*To do:* Can you restate the records below word for word?
:: Rows ::
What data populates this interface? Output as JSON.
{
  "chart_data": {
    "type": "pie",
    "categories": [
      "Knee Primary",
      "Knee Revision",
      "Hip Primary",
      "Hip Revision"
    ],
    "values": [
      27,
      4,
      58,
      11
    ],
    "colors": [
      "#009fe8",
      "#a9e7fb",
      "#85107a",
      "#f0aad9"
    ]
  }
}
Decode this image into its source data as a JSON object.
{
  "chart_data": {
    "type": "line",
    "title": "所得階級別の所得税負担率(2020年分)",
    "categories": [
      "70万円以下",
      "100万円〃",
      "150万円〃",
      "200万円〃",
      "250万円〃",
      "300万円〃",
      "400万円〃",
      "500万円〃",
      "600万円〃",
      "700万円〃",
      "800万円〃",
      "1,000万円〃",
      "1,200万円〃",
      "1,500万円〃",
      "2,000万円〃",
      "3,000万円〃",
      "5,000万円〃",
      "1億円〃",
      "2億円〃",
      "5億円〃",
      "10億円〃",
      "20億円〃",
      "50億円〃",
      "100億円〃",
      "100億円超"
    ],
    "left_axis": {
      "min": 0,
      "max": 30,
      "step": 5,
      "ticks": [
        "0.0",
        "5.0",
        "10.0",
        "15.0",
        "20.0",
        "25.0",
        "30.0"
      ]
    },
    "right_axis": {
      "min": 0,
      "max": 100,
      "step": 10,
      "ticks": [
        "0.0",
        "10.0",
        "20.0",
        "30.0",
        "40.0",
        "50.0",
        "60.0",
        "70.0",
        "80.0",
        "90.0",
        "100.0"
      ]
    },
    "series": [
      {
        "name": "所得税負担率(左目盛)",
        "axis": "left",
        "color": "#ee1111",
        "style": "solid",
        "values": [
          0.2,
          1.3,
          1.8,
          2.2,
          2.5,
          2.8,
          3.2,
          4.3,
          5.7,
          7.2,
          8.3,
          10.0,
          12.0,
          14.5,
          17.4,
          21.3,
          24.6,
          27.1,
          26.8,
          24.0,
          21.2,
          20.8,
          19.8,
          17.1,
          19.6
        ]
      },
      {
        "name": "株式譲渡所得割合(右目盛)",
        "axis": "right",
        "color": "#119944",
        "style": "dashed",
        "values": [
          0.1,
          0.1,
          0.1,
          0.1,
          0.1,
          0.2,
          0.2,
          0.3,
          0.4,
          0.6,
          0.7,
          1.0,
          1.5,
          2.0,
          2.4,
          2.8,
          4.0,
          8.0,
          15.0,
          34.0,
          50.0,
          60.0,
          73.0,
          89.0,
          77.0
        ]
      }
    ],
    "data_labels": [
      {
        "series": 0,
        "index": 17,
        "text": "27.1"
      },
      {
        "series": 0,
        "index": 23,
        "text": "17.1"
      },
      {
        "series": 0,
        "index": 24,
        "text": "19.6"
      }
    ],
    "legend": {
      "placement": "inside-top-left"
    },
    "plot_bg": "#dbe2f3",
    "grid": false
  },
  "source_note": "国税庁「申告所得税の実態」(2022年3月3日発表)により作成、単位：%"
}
:::
*The solution:*
What data populates this interface? Output as JSON.
{
  "chart_data": {
    "type": "pie",
    "categories": [
      "Knee Primary",
      "Knee Revision",
      "Hip Primary",
      "Hip Revision"
    ],
    "values": [
      27,
      4,
      58,
      11
    ],
    "colors": [
      "#009fe8",
      "#a9e7fb",
      "#85107a",
      "#f0aad9"
    ]
  }
}
Decode this image into its source data as a JSON object.
{
  "chart_data": {
    "type": "line",
    "title": "所得階級別の所得税負担率(2020年分)",
    "categories": [
      "70万円以下",
      "100万円〃",
      "150万円〃",
      "200万円〃",
      "250万円〃",
      "300万円〃",
      "400万円〃",
      "500万円〃",
      "600万円〃",
      "700万円〃",
      "800万円〃",
      "1,000万円〃",
      "1,200万円〃",
      "1,500万円〃",
      "2,000万円〃",
      "3,000万円〃",
      "5,000万円〃",
      "1億円〃",
      "2億円〃",
      "5億円〃",
      "10億円〃",
      "20億円〃",
      "50億円〃",
      "100億円〃",
      "100億円超"
    ],
    "left_axis": {
      "min": 0,
      "max": 30,
      "step": 5,
      "ticks": [
        "0.0",
        "5.0",
        "10.0",
        "15.0",
        "20.0",
        "25.0",
        "30.0"
      ]
    },
    "right_axis": {
      "min": 0,
      "max": 100,
      "step": 10,
      "ticks": [
        "0.0",
        "10.0",
        "20.0",
        "30.0",
        "40.0",
        "50.0",
        "60.0",
        "70.0",
        "80.0",
        "90.0",
        "100.0"
      ]
    },
    "series": [
      {
        "name": "所得税負担率(左目盛)",
        "axis": "left",
        "color": "#ee1111",
        "style": "solid",
        "values": [
          0.2,
          1.3,
          1.8,
          2.2,
          2.5,
          2.8,
          3.2,
          4.3,
          5.7,
          7.2,
          8.3,
          10.0,
          12.0,
          14.5,
          17.4,
          21.3,
          24.6,
          27.1,
          26.8,
          24.0,
          21.2,
          20.8,
          19.8,
          17.1,
          19.6
        ]
      },
      {
        "name": "株式譲渡所得割合(右目盛)",
        "axis": "right",
        "color": "#119944",
        "style": "dashed",
        "values": [
          0.1,
          0.1,
          0.1,
          0.1,
          0.1,
          0.2,
          0.2,
          0.3,
          0.4,
          0.6,
          0.7,
          1.0,
          1.5,
          2.0,
          2.4,
          2.8,
          4.0,
          8.0,
          15.0,
          34.0,
          50.0,
          60.0,
          73.0,
          89.0,
          77.0
        ]
      }
    ],
    "data_labels": [
      {
        "series": 0,
        "index": 17,
        "text": "27.1"
      },
      {
        "series": 0,
        "index": 23,
        "text": "17.1"
      },
      {
        "series": 0,
        "index": 24,
        "text": "19.6"
      }
    ],
    "legend": {
      "placement": "inside-top-left"
    },
    "plot_bg": "#dbe2f3",
    "grid": false
  },
  "source_note": "国税庁「申告所得税の実態」(2022年3月3日発表)により作成、単位：%"
}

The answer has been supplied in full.